Gather all lines from the material that contain the word "text".

● ● ● ●

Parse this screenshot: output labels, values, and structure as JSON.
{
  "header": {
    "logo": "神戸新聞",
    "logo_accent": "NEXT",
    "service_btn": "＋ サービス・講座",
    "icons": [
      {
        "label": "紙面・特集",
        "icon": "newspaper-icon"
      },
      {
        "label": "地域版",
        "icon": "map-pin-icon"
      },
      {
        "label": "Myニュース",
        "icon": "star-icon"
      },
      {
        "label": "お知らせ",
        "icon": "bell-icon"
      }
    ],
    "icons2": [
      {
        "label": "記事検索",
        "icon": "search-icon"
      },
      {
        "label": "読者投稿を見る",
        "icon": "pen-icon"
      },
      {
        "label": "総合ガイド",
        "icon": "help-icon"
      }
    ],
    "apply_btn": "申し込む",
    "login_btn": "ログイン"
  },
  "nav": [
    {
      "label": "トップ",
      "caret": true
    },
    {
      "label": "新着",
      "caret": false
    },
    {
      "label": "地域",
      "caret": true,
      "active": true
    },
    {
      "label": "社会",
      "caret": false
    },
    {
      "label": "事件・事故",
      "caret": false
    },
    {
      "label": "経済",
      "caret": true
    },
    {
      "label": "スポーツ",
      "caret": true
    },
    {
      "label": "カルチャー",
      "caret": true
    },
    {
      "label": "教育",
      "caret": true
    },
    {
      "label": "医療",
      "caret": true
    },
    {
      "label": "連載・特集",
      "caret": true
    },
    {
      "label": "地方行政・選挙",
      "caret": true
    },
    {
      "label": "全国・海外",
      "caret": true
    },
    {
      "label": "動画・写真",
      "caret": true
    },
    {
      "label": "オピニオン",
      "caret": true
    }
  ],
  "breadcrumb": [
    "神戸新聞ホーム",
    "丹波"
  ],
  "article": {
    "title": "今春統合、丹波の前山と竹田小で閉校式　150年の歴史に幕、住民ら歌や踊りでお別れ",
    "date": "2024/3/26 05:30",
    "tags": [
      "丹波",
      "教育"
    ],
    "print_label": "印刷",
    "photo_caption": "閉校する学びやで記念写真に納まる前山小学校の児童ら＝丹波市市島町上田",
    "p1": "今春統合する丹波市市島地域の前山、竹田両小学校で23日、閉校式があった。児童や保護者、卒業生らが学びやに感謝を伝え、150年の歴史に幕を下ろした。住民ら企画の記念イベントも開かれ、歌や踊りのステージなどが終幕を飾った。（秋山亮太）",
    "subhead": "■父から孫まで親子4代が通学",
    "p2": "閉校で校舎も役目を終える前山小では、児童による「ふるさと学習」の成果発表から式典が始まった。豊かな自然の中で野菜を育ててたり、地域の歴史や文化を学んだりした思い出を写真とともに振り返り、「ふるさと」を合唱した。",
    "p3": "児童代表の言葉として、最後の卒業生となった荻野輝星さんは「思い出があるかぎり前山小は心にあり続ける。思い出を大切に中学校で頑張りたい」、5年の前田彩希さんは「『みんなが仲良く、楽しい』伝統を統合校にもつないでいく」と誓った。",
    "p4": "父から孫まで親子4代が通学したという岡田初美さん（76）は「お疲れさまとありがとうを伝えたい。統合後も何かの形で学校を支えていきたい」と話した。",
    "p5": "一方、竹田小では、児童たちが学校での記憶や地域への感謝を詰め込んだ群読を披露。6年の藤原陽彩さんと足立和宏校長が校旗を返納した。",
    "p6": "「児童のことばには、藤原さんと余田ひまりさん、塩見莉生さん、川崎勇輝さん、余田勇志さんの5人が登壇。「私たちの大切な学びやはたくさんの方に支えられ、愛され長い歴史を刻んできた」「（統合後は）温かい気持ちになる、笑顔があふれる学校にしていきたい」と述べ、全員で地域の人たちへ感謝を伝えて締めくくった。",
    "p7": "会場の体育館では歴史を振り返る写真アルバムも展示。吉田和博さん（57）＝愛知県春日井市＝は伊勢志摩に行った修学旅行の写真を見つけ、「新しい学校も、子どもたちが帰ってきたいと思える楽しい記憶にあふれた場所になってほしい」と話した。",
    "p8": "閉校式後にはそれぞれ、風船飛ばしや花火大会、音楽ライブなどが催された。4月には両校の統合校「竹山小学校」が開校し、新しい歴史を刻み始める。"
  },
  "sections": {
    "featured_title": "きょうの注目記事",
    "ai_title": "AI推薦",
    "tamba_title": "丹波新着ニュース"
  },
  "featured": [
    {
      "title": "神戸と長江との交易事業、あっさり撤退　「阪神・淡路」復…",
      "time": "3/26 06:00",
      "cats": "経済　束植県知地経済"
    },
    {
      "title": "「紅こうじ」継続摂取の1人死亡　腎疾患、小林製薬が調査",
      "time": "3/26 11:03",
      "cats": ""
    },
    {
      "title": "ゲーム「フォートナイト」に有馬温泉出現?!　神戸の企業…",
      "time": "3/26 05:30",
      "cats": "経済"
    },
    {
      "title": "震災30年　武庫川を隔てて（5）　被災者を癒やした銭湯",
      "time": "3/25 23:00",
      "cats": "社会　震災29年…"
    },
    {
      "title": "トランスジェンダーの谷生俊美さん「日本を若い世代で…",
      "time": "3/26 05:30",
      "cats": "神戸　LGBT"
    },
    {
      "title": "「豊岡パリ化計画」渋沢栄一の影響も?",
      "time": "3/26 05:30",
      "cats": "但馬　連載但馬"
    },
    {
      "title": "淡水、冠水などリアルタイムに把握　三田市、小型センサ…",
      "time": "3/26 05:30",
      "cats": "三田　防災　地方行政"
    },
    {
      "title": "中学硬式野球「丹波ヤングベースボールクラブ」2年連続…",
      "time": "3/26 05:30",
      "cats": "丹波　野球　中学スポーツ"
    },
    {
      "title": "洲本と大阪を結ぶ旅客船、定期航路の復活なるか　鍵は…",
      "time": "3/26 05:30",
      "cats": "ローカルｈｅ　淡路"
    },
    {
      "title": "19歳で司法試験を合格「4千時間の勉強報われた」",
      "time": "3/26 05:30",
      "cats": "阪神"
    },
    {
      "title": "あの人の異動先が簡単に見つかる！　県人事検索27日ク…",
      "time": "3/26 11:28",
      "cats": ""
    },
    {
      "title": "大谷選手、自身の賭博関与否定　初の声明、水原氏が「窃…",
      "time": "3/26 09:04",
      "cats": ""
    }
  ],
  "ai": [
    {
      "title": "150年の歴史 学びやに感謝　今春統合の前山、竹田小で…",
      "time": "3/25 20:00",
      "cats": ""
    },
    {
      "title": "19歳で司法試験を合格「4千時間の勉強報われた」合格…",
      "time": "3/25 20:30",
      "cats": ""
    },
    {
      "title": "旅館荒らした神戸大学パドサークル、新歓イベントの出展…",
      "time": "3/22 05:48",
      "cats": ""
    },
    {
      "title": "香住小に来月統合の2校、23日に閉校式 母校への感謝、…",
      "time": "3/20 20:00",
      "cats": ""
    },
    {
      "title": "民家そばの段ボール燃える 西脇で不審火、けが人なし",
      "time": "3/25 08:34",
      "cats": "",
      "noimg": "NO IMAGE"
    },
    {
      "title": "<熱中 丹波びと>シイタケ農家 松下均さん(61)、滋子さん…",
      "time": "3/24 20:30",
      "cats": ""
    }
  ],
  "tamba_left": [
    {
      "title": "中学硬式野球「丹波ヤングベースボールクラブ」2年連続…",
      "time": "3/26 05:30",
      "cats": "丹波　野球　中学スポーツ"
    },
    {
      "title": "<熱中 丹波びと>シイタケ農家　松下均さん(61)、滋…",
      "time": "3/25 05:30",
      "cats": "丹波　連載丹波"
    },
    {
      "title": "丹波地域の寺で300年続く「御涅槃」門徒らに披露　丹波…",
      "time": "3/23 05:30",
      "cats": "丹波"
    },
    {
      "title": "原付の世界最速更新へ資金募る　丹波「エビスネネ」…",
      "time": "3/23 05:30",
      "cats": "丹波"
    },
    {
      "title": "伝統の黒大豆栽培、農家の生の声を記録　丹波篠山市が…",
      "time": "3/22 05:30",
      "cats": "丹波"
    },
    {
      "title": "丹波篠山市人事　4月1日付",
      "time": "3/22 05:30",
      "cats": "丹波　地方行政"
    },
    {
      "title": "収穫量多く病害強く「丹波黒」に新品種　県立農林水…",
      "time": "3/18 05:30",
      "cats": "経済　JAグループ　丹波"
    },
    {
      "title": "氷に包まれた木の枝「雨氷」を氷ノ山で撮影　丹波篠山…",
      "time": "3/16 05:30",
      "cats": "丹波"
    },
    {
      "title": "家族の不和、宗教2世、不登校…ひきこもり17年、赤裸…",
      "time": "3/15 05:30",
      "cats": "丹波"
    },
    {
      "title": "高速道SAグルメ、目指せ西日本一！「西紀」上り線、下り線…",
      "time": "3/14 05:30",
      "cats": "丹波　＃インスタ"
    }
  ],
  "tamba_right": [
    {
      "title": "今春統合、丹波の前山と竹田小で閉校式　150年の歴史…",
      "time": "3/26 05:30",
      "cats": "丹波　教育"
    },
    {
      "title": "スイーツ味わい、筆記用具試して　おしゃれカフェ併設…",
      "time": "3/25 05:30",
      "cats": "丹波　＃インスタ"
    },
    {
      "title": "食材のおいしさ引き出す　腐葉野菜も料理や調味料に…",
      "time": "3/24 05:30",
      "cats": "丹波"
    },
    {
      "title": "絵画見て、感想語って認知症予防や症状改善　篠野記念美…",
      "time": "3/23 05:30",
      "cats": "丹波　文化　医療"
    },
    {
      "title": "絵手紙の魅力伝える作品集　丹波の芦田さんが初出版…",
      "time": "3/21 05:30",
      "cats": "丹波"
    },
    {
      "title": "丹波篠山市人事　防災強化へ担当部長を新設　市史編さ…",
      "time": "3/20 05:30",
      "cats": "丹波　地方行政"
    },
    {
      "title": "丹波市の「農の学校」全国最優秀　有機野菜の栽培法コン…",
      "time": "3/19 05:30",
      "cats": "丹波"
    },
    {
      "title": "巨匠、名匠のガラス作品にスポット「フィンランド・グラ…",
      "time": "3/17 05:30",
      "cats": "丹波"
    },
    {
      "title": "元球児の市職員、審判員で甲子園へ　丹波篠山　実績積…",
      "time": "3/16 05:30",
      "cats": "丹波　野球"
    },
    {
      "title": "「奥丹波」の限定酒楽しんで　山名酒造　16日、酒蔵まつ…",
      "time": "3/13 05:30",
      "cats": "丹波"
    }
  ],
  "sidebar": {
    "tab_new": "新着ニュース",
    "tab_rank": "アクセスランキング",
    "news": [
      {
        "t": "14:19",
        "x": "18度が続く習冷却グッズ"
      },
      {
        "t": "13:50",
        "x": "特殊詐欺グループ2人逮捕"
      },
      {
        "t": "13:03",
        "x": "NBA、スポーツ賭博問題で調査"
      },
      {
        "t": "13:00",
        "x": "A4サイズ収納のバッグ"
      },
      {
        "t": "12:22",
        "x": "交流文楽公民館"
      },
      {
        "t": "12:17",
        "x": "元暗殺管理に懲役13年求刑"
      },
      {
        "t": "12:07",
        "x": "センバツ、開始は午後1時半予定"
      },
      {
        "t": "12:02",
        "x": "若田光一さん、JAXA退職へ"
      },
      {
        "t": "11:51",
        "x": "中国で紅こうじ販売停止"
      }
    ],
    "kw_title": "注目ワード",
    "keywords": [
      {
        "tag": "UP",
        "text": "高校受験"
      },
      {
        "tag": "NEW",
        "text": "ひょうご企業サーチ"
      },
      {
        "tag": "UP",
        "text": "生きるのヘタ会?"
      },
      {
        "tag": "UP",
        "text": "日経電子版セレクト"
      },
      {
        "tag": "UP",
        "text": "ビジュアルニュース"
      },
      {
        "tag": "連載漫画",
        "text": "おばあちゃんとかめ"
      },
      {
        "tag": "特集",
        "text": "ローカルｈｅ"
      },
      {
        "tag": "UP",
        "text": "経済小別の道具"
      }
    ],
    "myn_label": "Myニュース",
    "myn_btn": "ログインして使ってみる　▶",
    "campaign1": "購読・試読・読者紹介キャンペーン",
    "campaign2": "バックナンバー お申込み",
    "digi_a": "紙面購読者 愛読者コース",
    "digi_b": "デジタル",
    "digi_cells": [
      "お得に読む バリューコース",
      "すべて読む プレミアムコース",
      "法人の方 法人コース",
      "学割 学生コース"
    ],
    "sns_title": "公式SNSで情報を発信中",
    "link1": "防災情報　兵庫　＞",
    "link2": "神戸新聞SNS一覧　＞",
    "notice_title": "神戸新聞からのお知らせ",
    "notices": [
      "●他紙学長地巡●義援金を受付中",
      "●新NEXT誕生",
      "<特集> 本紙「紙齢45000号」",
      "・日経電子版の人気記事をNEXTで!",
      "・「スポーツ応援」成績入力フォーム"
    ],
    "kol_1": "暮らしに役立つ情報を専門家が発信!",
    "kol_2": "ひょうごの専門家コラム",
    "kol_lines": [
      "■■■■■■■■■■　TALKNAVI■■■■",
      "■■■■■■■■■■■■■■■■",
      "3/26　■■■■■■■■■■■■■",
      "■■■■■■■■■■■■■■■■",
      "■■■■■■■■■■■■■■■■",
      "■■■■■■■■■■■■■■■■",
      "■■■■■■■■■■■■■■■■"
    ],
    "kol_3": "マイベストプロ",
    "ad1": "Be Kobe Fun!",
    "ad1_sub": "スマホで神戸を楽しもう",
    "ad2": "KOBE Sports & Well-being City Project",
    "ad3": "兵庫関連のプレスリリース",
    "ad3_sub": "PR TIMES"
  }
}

● ● ● ●

• OUTPUT:
        "text": "高校受験"
        "text": "ひょうご企業サーチ"
        "text": "生きるのヘタ会?"
        "text": "日経電子版セレクト"
        "text": "ビジュアルニュース"
        "text": "おばあちゃんとかめ"
        "text": "ローカルｈｅ"
        "text": "経済小別の道具"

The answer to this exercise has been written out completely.